**Requirements:**
Select all lines holding the word "text" from the entries that follow.
==== Records ====
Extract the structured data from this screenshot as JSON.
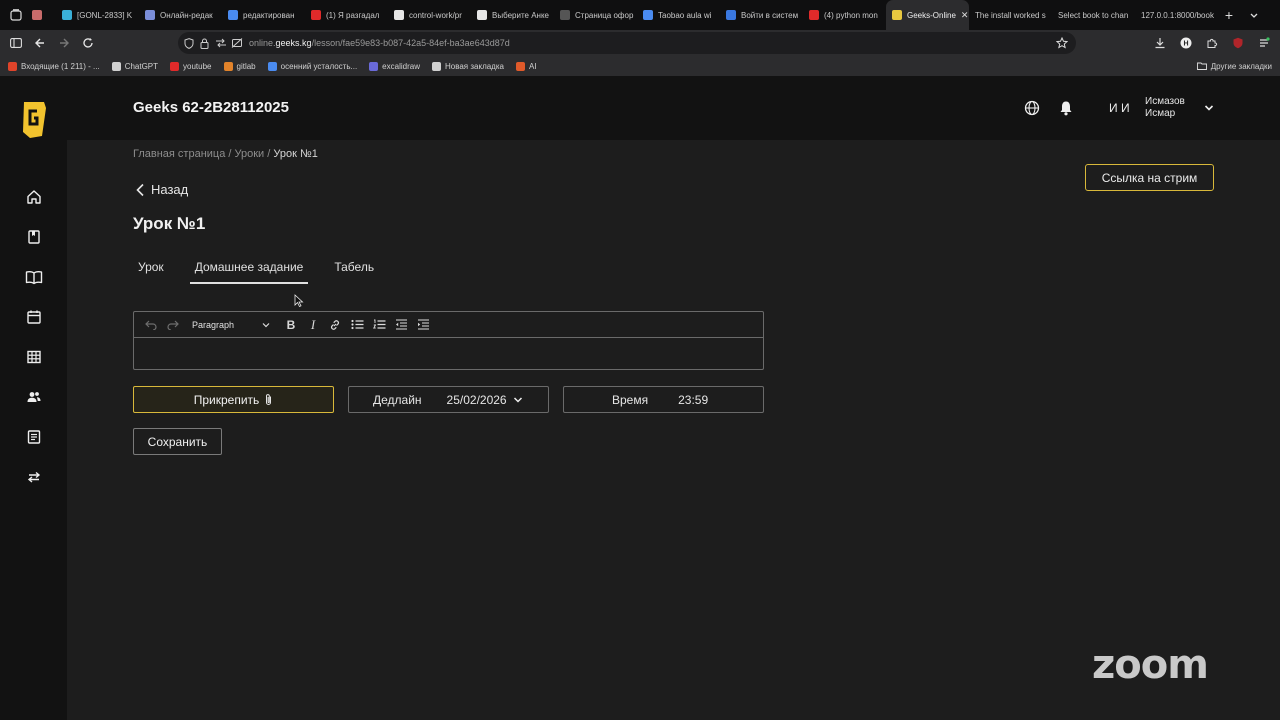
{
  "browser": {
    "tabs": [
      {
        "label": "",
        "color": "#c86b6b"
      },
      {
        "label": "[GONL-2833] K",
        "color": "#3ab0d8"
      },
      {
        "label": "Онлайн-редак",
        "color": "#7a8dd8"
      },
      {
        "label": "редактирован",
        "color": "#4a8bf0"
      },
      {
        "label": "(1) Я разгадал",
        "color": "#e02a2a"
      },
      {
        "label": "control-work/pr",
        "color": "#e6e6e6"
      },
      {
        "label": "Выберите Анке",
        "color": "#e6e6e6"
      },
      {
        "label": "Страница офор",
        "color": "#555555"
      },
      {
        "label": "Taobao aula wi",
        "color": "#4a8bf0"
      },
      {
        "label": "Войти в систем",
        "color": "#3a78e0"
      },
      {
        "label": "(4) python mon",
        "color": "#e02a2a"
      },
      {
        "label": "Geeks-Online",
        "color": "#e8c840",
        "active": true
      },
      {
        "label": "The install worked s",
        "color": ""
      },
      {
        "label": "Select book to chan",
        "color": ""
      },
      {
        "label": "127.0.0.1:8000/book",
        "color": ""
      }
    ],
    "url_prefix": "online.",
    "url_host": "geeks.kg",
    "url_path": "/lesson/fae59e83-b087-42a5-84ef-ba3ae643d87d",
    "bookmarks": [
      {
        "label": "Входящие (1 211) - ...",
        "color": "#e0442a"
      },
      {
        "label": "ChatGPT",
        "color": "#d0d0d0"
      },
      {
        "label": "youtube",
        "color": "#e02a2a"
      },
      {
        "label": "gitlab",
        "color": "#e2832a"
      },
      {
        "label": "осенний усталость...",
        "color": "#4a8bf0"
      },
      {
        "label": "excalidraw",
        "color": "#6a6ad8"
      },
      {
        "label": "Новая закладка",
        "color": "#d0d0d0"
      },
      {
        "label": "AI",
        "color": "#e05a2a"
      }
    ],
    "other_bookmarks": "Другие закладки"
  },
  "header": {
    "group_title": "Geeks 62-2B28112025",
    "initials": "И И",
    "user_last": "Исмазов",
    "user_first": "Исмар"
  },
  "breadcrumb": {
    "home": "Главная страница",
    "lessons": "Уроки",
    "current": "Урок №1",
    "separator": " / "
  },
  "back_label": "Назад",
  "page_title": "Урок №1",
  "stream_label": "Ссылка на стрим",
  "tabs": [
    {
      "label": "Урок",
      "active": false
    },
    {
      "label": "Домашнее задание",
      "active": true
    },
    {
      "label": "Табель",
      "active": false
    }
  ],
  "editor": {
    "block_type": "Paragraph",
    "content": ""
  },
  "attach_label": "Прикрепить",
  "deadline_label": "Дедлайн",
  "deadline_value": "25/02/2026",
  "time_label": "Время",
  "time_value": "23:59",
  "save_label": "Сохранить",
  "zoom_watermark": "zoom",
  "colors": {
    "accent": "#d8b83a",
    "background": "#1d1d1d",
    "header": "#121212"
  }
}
====
==== Records ====
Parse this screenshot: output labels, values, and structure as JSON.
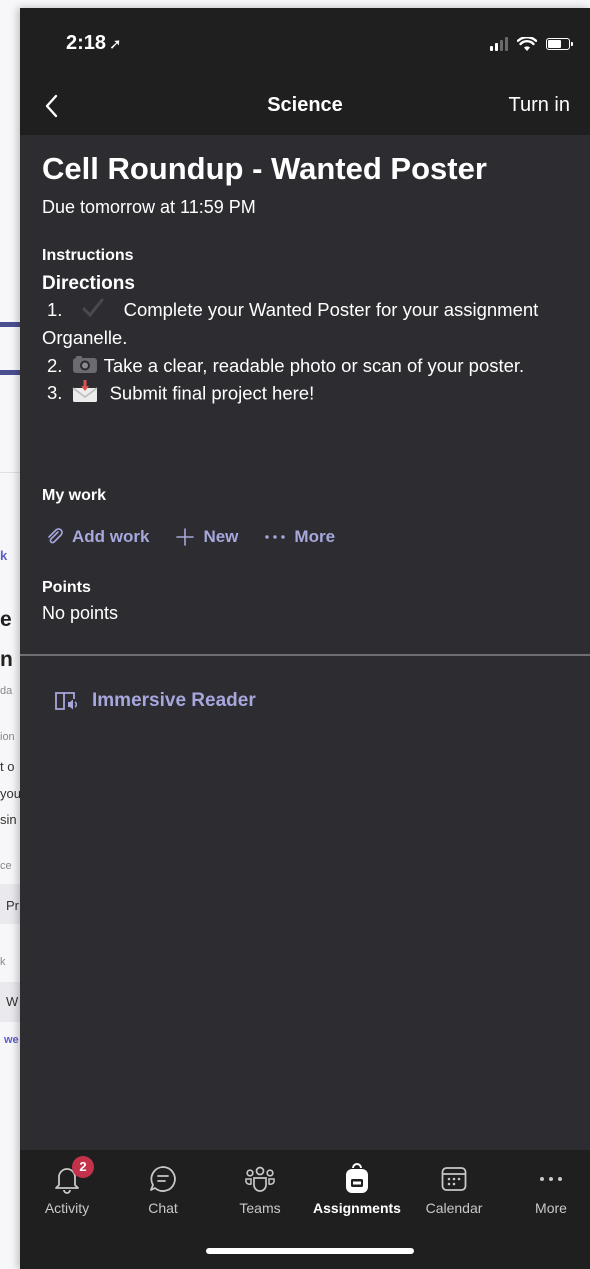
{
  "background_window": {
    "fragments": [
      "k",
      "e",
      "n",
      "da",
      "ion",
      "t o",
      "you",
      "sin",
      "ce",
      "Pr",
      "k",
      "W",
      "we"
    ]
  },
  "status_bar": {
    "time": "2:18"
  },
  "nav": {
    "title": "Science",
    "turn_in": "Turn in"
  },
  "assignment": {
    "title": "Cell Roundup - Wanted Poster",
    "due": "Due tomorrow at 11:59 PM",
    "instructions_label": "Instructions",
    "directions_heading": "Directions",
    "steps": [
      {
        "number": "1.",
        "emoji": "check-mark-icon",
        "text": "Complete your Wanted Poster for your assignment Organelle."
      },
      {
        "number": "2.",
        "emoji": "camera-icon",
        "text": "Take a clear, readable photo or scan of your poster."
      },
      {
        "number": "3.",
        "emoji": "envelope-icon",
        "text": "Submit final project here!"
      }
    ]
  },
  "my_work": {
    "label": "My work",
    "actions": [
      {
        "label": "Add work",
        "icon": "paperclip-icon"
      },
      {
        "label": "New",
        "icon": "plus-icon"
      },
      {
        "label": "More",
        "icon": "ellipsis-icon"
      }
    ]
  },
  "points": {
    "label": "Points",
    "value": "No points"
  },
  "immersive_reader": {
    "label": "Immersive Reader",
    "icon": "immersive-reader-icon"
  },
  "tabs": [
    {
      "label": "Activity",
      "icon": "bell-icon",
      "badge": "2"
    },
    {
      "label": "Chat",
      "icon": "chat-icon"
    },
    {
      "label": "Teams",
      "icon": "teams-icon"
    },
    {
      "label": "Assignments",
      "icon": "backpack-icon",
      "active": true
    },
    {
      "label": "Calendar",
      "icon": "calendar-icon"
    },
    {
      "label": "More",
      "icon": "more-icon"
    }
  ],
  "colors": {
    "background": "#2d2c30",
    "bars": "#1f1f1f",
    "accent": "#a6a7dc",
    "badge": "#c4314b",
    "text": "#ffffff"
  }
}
====
==== Records ====
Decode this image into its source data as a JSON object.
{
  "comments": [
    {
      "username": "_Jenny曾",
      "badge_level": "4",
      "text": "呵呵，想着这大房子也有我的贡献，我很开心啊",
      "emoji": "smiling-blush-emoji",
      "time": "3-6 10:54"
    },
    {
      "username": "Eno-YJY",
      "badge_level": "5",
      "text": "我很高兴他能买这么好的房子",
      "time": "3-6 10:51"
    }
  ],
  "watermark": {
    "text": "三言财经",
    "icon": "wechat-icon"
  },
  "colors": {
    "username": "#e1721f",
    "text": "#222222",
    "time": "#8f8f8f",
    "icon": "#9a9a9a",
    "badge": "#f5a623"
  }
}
====
**Result of this task:**
        "text": "Complete your Wanted Poster for your assignment Organelle."
        "text": "Take a clear, readable photo or scan of your poster."
        "text": "Submit final project here!"
    "text": "#ffffff"
      "text": "呵呵，想着这大房子也有我的贡献，我很开心啊",
      "text": "我很高兴他能买这么好的房子",
    "text": "三言财经",
    "text": "#222222",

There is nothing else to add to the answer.